Mas McCain tinha escassa paciência para o debate “pragmático”. Quando, em 2004, tomou a palavra no Senado pela primeira vez para protestar contra Abu Ghraib, formulou as sentenças que repetiria, com mínimas variações, até o fim de sua vida. “Esta questão não é sobre nossos inimigos, mas sobre nós. É sobre o que fomos, somos e aspiramos a ser.” A prática da tortura nivela os EUA às piores tiranias, oferecendo às organizações da jihad um discurso persuasivo na cooptação de “mártires”. As técnicas de interrogatório conduzidas em Guantánamo e outras prisões off-shore, insistiu, não apenas são indignas de uma nação democrática como, também, servem aos fins dos inimigos.
----
**Instruções**
1. No texto sobre McCain e a tortura, em que ano ele tomou a palavra no Senado pela primeira vez para protestar contra Abu Ghraib?
2. Você pode retomar o texto sobre McCain e a tortura a partir do ponto em que ele para?
Os registros vêm de outra fonte.

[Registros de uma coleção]
----
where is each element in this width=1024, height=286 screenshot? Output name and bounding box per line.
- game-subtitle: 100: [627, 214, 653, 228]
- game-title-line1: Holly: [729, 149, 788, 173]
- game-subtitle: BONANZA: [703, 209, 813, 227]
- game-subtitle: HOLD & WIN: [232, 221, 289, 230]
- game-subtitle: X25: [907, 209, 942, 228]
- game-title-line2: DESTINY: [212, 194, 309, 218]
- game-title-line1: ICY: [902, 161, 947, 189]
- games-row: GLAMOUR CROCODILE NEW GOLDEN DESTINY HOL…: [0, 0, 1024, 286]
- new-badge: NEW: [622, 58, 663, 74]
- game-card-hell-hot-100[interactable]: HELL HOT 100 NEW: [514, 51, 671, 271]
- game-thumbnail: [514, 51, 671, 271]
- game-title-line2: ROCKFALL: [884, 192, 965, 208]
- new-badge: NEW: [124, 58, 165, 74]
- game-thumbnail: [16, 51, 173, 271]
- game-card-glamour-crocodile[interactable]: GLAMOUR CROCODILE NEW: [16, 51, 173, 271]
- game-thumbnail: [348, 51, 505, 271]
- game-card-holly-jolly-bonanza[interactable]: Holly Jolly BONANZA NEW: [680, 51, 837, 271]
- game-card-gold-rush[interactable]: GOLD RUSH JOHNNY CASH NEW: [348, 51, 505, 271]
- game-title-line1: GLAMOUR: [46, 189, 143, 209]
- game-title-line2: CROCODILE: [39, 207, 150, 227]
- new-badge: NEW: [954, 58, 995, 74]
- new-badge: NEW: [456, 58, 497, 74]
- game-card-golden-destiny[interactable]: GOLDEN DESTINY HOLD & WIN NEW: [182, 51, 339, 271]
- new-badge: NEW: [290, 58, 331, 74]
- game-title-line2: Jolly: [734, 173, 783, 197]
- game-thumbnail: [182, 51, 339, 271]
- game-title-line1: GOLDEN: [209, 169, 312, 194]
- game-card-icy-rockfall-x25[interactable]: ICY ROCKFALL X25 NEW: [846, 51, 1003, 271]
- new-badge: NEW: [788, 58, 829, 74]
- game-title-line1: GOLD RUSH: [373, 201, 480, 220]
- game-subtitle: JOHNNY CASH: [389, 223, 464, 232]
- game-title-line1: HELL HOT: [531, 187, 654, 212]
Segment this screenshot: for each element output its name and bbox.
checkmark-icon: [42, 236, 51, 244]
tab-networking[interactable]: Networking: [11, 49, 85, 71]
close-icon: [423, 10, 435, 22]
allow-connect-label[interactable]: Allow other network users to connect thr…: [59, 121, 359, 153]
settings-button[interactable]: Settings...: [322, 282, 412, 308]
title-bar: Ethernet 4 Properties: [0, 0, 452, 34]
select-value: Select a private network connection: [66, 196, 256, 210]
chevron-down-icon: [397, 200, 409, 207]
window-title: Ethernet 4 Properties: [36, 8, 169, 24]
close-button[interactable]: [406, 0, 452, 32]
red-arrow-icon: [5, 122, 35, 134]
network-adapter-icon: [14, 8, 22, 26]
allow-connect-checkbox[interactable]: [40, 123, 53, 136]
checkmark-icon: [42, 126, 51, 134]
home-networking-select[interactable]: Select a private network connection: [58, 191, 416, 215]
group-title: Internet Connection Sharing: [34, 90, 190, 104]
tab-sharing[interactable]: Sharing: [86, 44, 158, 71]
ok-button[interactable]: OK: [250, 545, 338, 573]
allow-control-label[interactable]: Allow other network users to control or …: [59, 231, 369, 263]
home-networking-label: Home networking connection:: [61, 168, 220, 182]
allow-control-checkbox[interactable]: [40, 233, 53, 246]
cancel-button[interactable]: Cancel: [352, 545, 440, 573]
----
**Respostas em ordem**
1. Em 2004.

2.
O confronto era, diretamente, com a Casa Branca. George W. Bush conferira um simulacro de legalidade às técnicas de tortura, por meio de um infame memorando firmado por Alberto Gonzalez, então Advogado-Geral da União. No início, McCain enfrentou, praticamente isolado, a muralha do “consenso patriótico” produzido pelos atentados do 11 de setembro de 2001. No fim, sua voz foi o elemento singular mais decisivo na interrupção da marcha rumo à barbárie.
McCain parou Bush — e nunca abandonou a batalha que, sabia, jamais terminaria. Em maio, falou contra a nomeação de Gina Haspel para a chefia da CIA, recordando a omissão dela face à tortura num centro clandestino de interrogatório na Tailândia, em 2002. “Isso não importa; afinal, ele está morrendo”, comentou na ocasião Kelly Sadler, assessora de Trump, numa declaração típica do atual governo americano. Sadler tinha razão sobre a iminência da morte do senador. Mas errava, estupidamente, sobre as coisas que, de fato, importam.